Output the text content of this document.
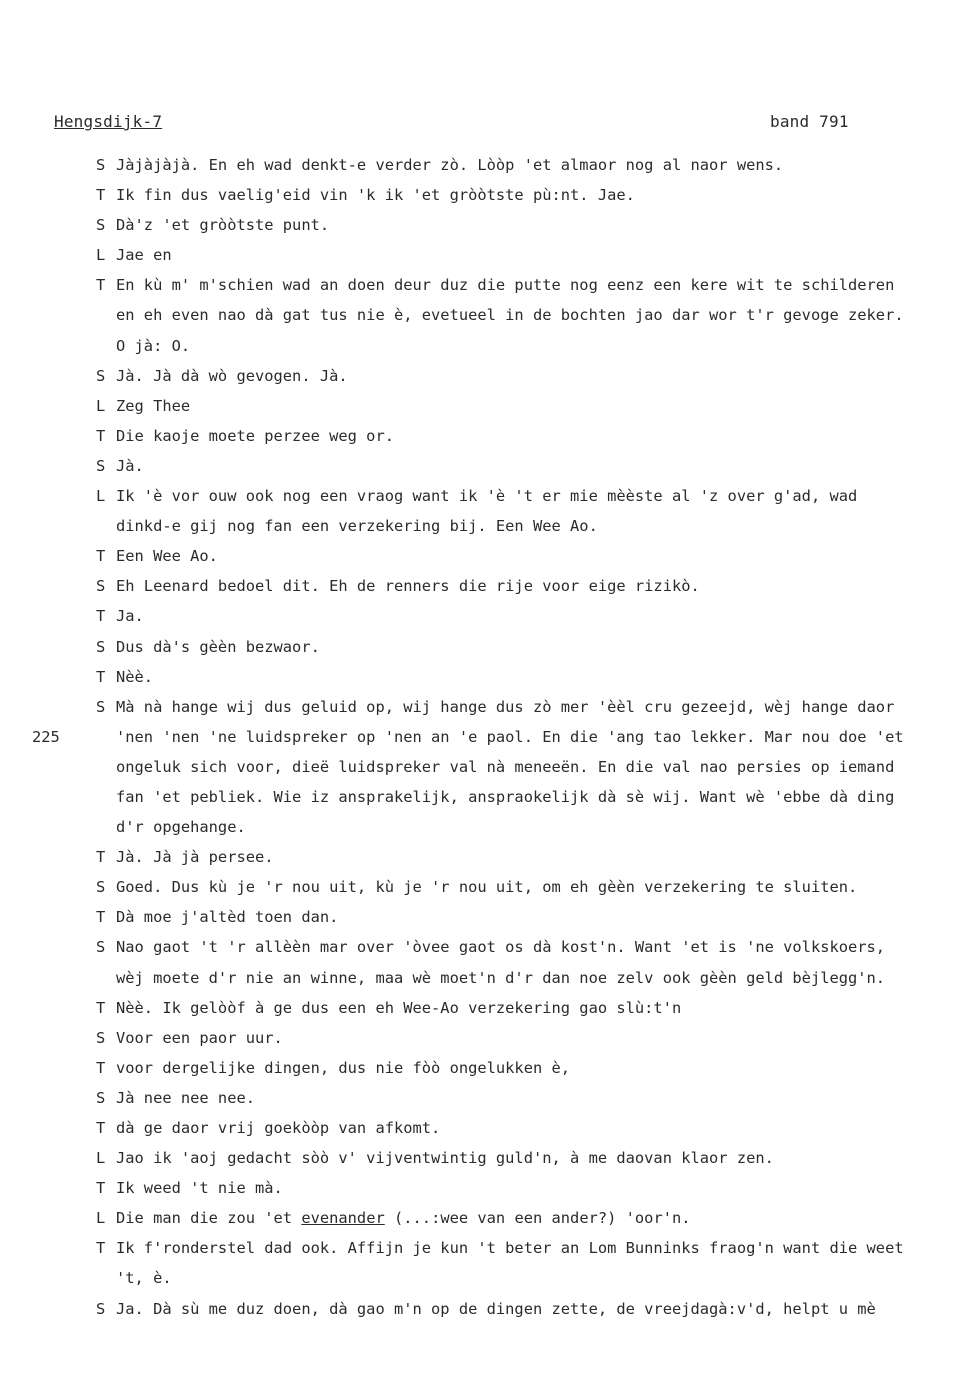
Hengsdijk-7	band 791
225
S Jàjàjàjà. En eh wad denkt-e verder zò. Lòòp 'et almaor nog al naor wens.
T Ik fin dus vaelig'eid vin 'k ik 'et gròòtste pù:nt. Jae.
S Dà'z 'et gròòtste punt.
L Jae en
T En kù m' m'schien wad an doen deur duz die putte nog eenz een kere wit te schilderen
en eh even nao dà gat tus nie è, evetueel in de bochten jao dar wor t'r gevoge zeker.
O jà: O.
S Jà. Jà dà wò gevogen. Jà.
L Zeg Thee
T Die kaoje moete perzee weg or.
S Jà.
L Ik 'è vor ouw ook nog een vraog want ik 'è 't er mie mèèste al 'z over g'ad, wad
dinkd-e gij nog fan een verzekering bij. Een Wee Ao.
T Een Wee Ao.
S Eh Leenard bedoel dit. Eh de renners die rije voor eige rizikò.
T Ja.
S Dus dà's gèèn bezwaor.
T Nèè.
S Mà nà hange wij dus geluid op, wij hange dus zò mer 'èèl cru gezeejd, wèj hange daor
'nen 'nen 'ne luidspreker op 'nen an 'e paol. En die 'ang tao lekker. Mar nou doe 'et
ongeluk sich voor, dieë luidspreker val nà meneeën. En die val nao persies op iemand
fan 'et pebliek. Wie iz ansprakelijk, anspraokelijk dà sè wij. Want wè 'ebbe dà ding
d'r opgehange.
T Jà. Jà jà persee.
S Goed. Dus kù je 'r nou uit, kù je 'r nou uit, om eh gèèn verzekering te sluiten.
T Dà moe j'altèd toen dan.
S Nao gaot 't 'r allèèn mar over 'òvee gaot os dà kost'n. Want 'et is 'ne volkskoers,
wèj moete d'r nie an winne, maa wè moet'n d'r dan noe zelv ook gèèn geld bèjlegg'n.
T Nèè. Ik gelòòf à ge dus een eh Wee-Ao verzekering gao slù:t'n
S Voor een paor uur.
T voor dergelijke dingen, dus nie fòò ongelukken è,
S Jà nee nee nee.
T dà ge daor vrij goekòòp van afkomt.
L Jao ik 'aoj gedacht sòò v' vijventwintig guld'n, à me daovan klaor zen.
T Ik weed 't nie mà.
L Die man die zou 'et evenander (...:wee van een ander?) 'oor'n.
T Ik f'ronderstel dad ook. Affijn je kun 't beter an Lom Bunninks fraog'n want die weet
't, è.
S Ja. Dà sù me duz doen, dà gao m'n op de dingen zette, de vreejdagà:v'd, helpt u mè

◆ ◆ ◆ ◆ ◆

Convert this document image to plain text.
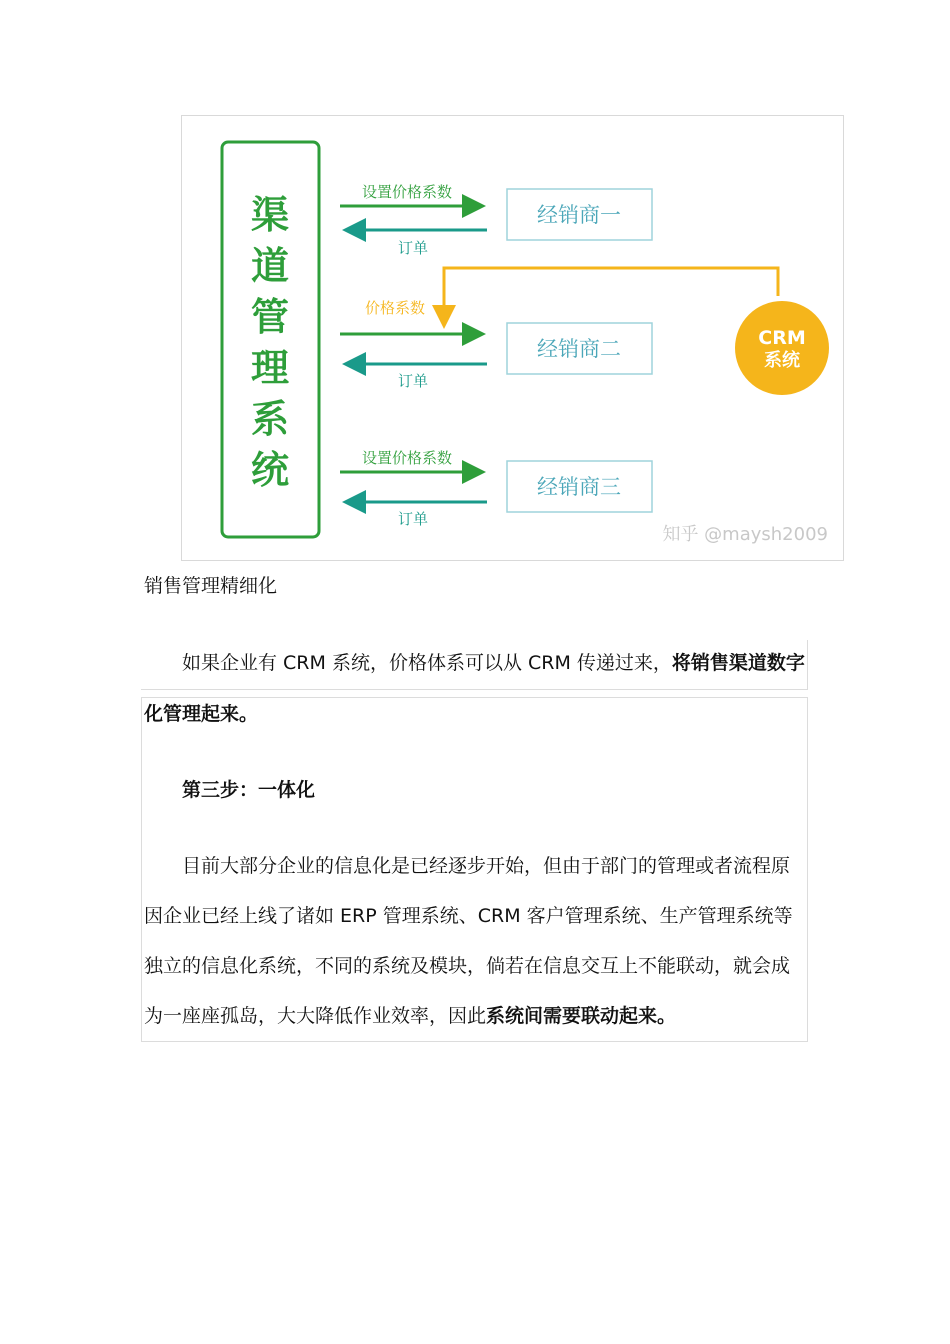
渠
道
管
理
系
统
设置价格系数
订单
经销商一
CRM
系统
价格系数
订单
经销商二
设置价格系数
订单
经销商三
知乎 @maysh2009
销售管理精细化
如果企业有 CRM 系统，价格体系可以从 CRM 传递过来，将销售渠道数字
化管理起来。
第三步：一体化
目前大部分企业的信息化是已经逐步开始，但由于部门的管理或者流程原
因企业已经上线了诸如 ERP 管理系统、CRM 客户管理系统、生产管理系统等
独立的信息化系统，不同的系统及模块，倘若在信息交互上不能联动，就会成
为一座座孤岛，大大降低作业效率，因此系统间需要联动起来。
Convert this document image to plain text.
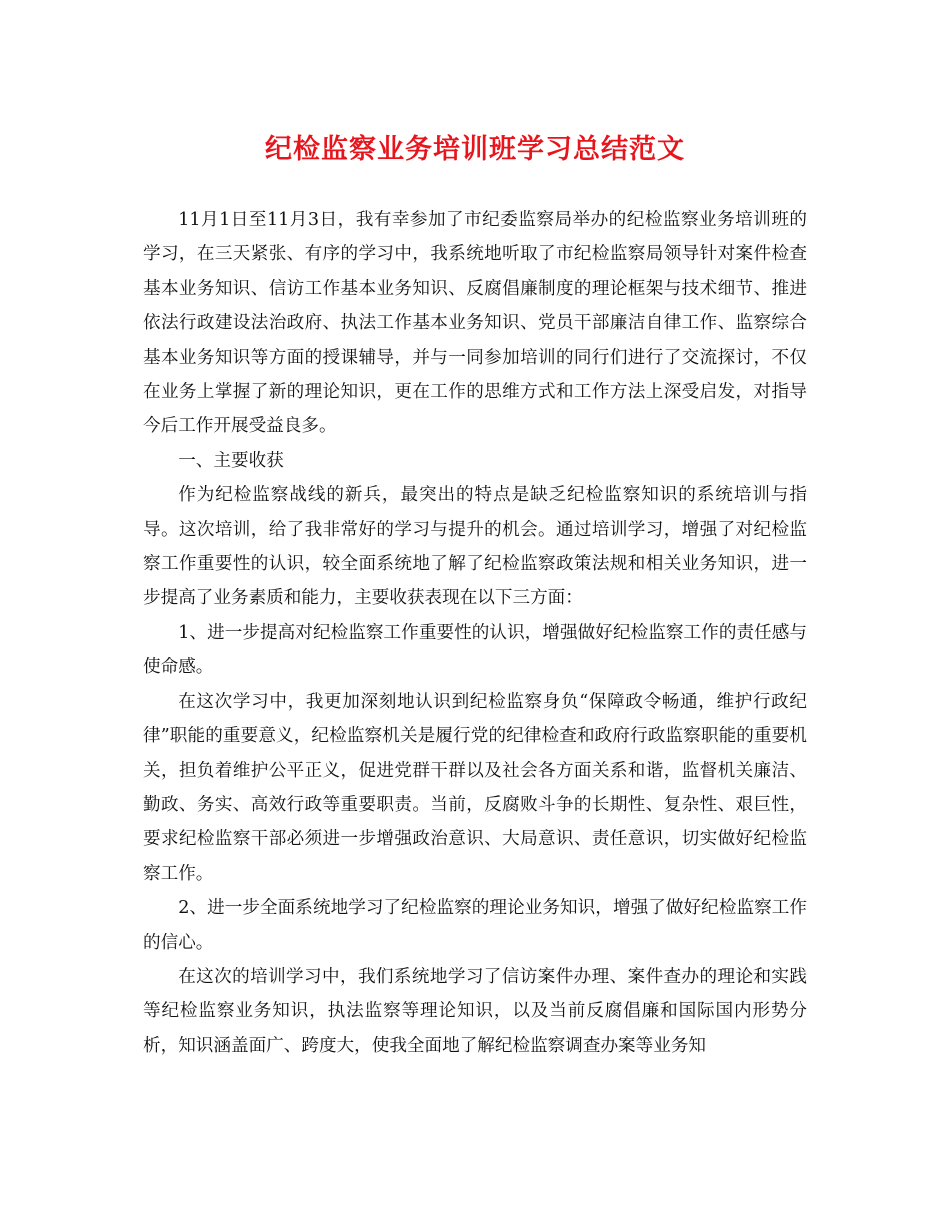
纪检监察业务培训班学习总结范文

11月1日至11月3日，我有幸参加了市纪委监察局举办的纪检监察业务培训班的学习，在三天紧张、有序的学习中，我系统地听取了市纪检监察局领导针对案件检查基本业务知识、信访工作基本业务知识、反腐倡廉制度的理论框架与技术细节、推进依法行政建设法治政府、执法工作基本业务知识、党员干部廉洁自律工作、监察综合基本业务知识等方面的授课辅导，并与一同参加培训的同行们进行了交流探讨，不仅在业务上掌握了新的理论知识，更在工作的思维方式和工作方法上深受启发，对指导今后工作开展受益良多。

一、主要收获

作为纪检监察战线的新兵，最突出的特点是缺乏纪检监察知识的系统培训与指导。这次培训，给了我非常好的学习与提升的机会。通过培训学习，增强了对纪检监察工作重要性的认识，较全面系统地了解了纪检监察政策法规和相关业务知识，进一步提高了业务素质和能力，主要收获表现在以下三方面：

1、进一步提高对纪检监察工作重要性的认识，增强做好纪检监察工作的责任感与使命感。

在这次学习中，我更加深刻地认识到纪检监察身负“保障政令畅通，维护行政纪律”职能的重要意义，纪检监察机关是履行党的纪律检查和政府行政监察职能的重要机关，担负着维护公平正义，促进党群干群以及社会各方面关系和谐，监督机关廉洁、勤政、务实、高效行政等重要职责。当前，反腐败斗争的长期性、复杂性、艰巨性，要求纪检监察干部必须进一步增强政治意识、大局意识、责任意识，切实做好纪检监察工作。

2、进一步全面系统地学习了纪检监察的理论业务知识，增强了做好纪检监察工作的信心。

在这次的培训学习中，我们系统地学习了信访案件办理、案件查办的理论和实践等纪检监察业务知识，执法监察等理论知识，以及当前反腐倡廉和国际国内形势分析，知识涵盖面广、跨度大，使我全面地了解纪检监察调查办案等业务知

◆ ◆ ◆ ◆ ◆

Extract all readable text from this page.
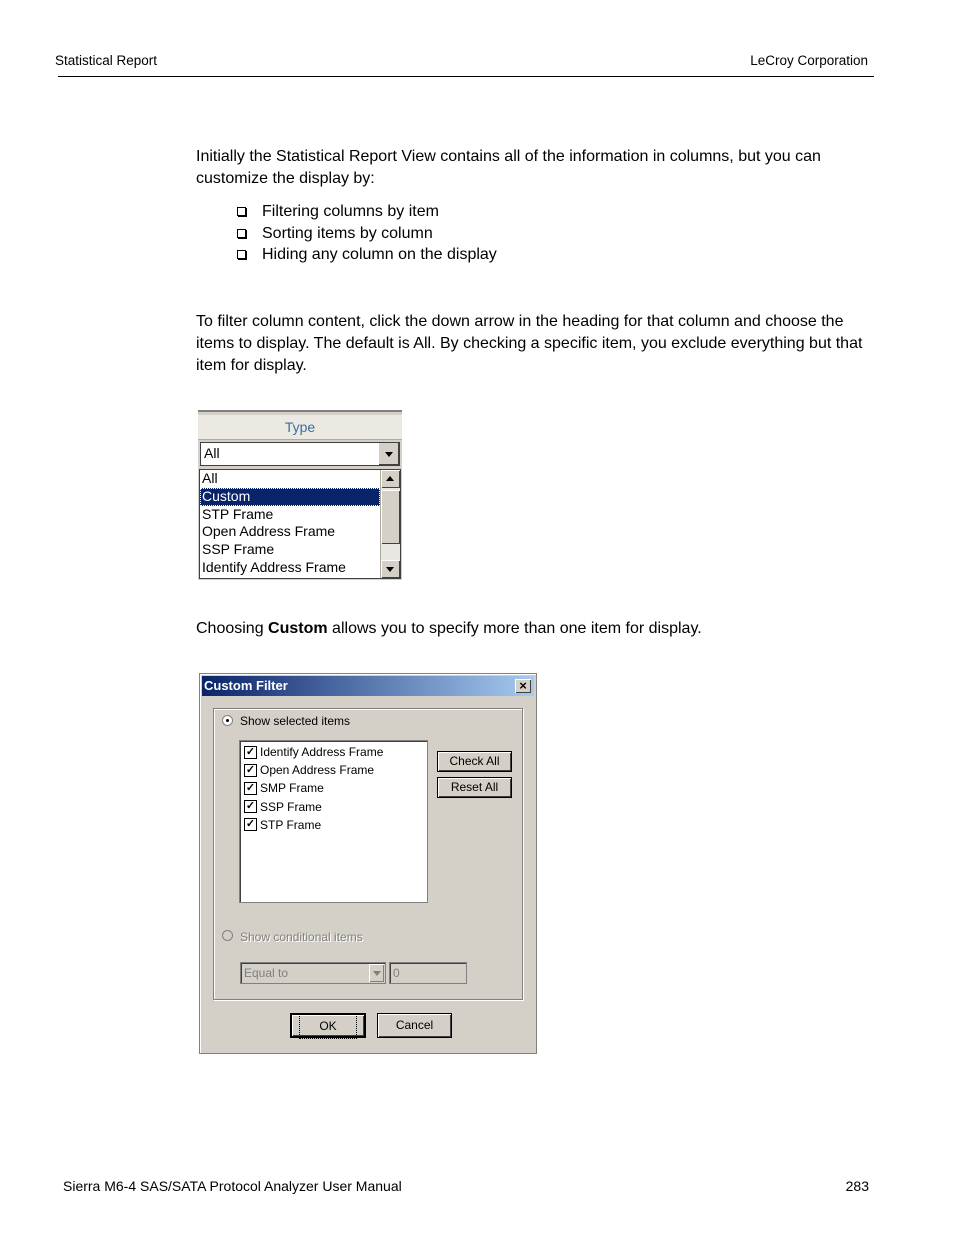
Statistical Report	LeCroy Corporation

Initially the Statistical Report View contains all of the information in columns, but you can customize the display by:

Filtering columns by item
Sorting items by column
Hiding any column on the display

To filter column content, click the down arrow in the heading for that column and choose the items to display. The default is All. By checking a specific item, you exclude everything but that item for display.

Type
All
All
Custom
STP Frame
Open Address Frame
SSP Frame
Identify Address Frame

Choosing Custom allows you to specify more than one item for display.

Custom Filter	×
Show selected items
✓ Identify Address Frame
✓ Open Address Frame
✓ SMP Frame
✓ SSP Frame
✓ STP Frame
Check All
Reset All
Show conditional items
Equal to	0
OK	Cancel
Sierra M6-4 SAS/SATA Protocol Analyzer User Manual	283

◆ ◆ ◆ ◆ ◆

- DIRECTIONS FOR THIS TASK
Lines that include the word "dingen" are to be extracted from the data above.

- THE OUTPUT
T voor dergelijke dingen, dus nie fòò ongelukken è,
S Ja. Dà sù me duz doen, dà gao m'n op de dingen zette, de vreejdagà:v'd, helpt u mè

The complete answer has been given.